**EXERCISE MATERIAL**
◆ ◆ ◆ ◆ ◆

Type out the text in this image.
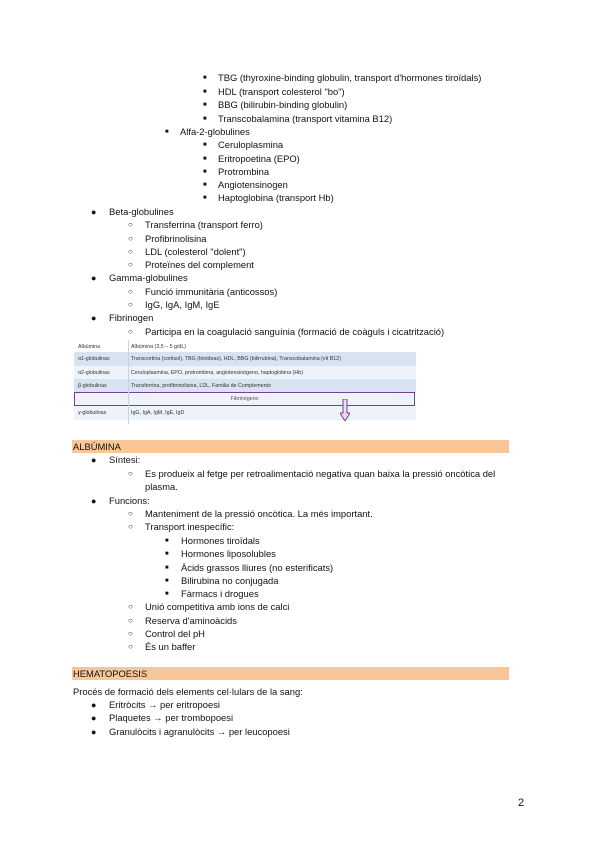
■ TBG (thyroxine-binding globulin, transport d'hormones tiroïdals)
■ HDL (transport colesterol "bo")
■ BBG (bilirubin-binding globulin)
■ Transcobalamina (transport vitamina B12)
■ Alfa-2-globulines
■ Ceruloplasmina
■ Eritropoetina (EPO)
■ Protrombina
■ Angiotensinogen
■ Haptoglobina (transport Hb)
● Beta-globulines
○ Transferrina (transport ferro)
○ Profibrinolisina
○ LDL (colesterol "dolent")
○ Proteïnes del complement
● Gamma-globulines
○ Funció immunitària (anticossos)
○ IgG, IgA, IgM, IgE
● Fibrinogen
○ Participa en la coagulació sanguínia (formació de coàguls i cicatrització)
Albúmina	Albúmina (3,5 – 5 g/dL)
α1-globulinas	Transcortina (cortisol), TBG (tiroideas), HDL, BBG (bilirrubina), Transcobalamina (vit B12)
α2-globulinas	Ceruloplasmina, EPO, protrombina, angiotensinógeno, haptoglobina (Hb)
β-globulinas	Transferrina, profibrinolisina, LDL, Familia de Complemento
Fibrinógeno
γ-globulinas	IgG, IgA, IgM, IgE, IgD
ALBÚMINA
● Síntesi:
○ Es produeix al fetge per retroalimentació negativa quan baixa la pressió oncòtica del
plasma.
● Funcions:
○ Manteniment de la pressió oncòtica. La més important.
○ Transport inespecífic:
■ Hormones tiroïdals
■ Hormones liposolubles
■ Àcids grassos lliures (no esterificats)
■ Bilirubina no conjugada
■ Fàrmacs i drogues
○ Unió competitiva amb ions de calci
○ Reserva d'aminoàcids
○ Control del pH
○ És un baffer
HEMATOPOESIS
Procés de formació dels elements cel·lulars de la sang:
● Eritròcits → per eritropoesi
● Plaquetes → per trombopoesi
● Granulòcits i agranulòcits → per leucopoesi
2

◆ ◆ ◆ ◆ ◆

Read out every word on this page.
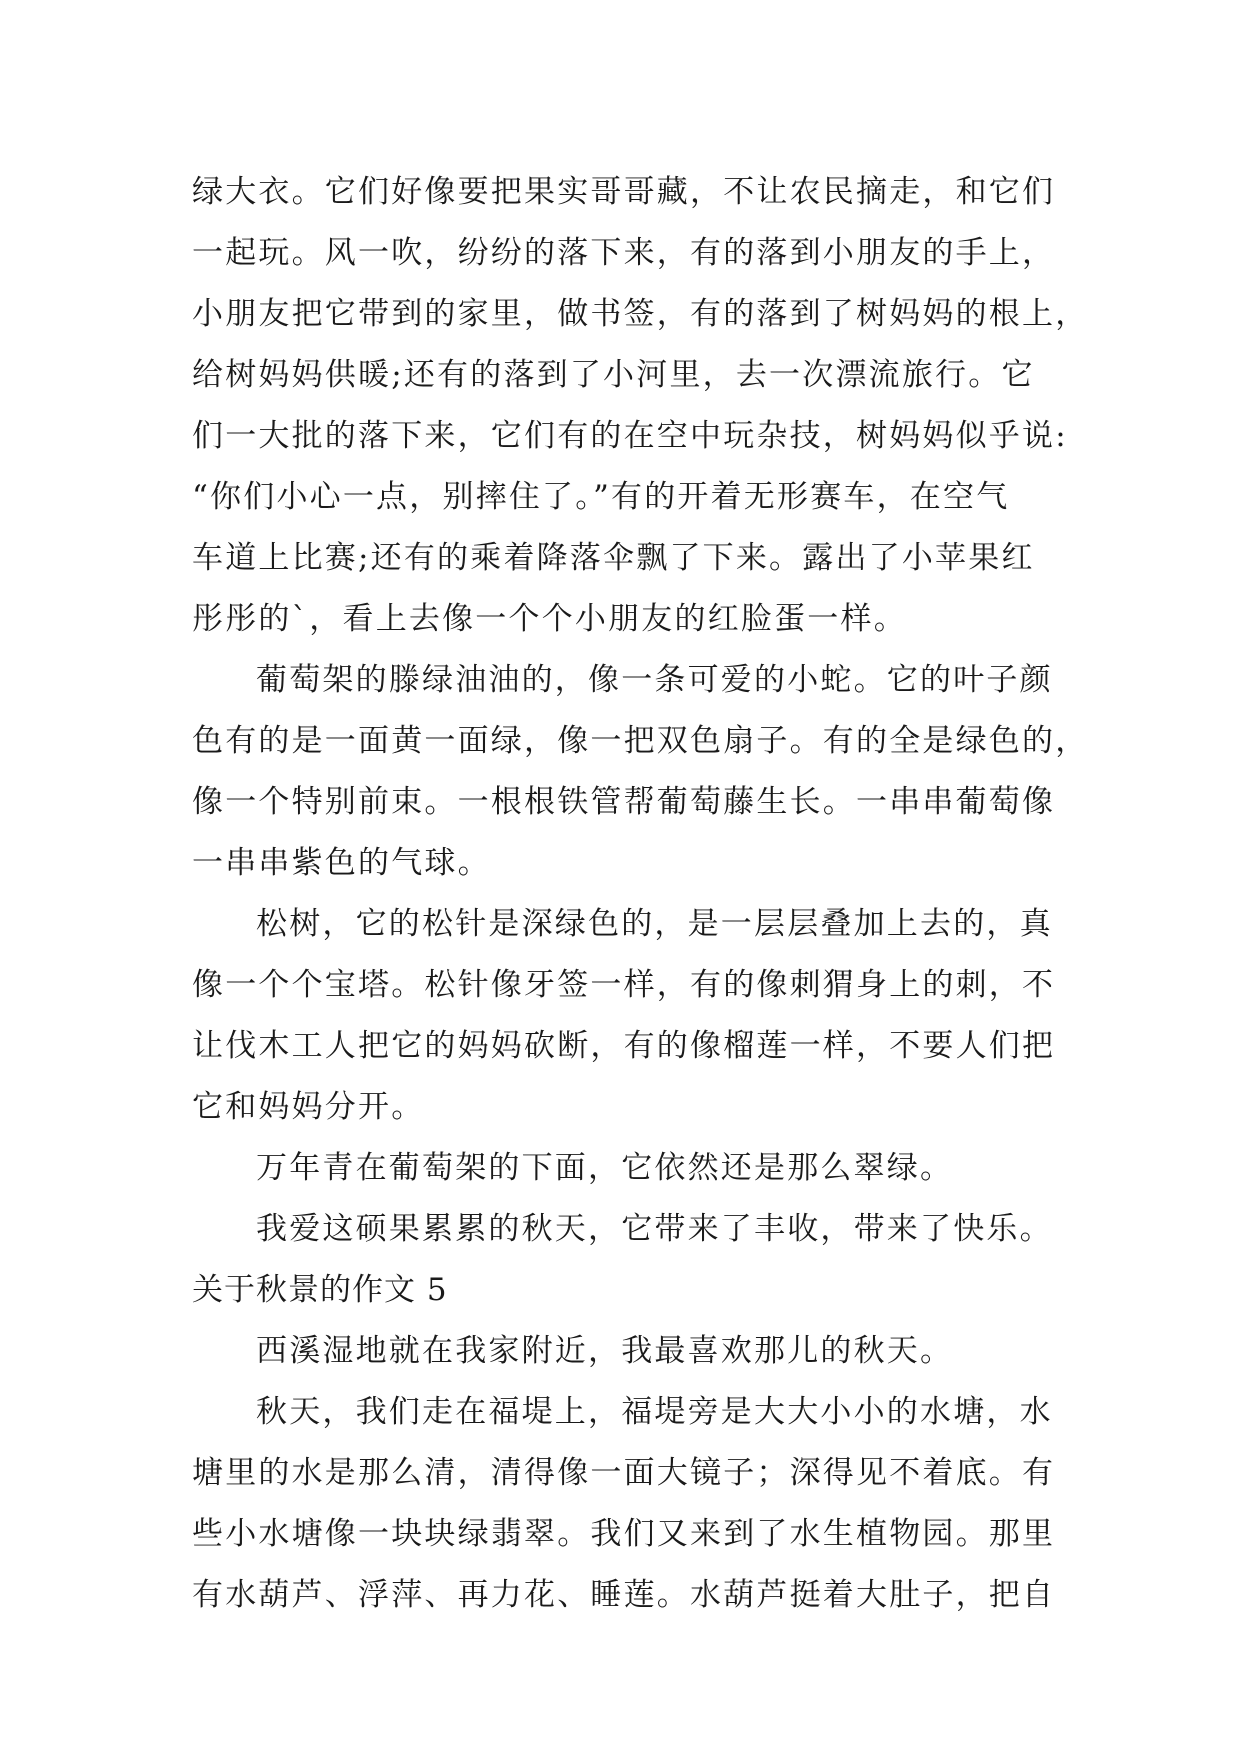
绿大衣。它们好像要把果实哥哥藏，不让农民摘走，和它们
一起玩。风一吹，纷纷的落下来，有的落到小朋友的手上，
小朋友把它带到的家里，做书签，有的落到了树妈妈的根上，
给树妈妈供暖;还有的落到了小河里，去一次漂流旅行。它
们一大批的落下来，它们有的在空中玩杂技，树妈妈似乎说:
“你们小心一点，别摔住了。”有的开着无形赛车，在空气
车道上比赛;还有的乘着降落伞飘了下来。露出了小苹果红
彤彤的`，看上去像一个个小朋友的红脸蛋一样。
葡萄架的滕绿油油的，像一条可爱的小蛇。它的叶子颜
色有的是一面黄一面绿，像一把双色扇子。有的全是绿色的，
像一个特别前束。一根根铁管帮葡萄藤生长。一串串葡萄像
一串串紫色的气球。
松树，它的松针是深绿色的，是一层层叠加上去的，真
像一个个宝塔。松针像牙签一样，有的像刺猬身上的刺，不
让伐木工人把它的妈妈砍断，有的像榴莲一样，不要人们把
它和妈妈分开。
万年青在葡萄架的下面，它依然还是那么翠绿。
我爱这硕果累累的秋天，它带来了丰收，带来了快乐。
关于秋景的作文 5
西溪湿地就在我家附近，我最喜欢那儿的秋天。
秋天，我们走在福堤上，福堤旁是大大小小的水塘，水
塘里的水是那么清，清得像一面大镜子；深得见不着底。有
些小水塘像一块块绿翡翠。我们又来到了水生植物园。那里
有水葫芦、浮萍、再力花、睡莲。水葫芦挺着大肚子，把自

◆ ◆ ◆ ◆ ◆

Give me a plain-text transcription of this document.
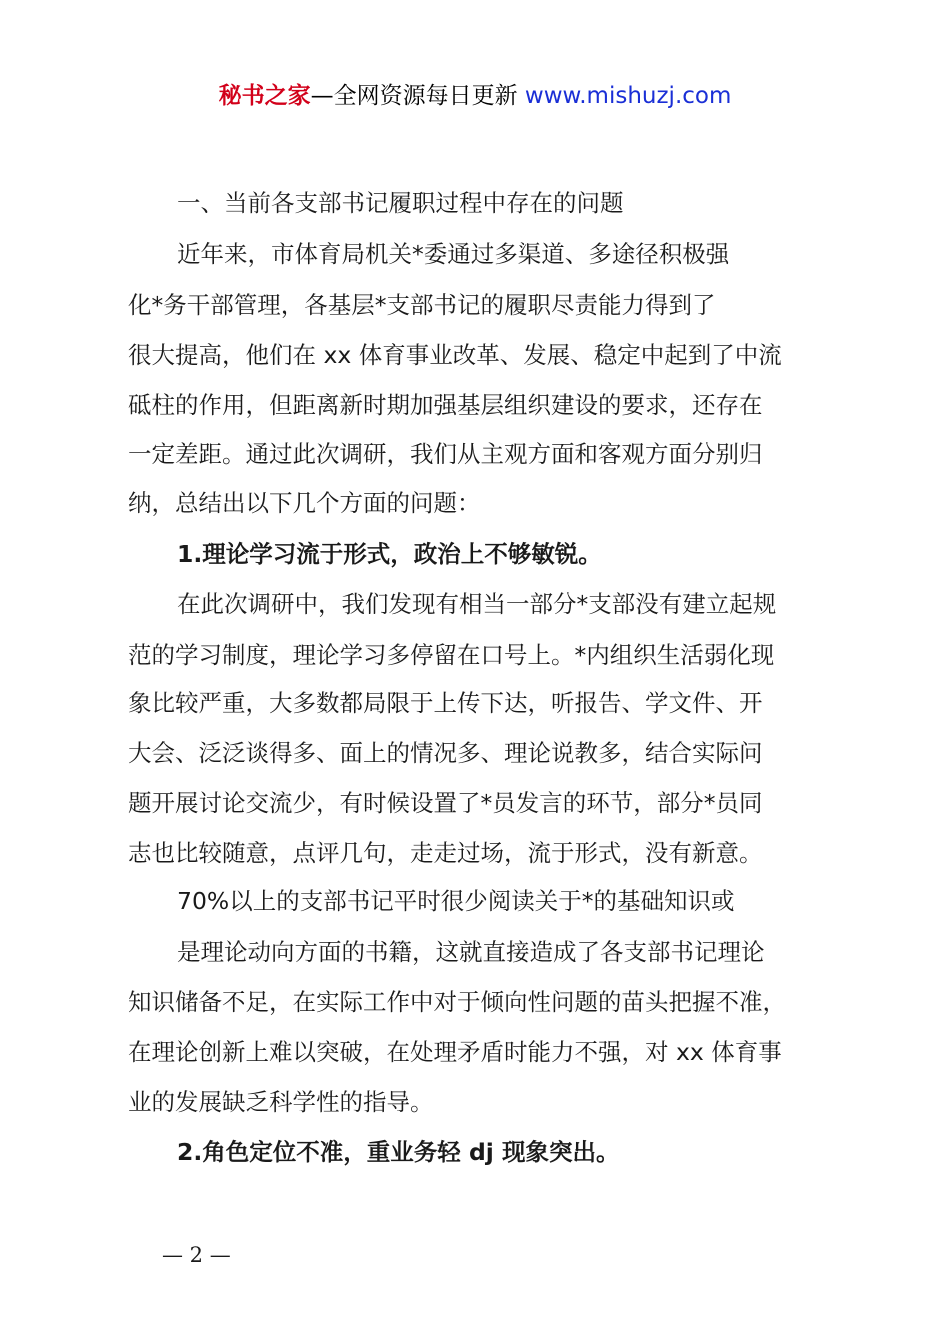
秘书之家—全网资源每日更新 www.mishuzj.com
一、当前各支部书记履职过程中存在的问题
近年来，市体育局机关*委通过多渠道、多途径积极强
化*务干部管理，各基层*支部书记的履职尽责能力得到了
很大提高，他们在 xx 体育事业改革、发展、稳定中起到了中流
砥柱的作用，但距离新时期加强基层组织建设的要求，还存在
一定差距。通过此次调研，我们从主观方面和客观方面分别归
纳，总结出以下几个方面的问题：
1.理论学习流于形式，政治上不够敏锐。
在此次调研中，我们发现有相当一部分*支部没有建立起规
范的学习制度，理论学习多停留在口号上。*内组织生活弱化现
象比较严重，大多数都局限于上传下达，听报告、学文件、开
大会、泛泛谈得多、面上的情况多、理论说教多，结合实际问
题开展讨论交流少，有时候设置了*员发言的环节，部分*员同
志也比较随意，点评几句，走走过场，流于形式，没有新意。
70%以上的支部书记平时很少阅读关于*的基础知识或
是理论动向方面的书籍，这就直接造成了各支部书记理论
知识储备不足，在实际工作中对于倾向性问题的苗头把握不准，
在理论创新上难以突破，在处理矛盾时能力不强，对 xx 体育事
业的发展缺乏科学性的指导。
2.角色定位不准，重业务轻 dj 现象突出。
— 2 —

◆ ◆ ◆ ◆ ◆

**WHAT TO DO**
Write out every line of the entries that holds the word "pressió".

**FINAL RESULT**
○ Es produeix al fetge per retroalimentació negativa quan baixa la pressió oncòtica del
○ Manteniment de la pressió oncòtica. La més important.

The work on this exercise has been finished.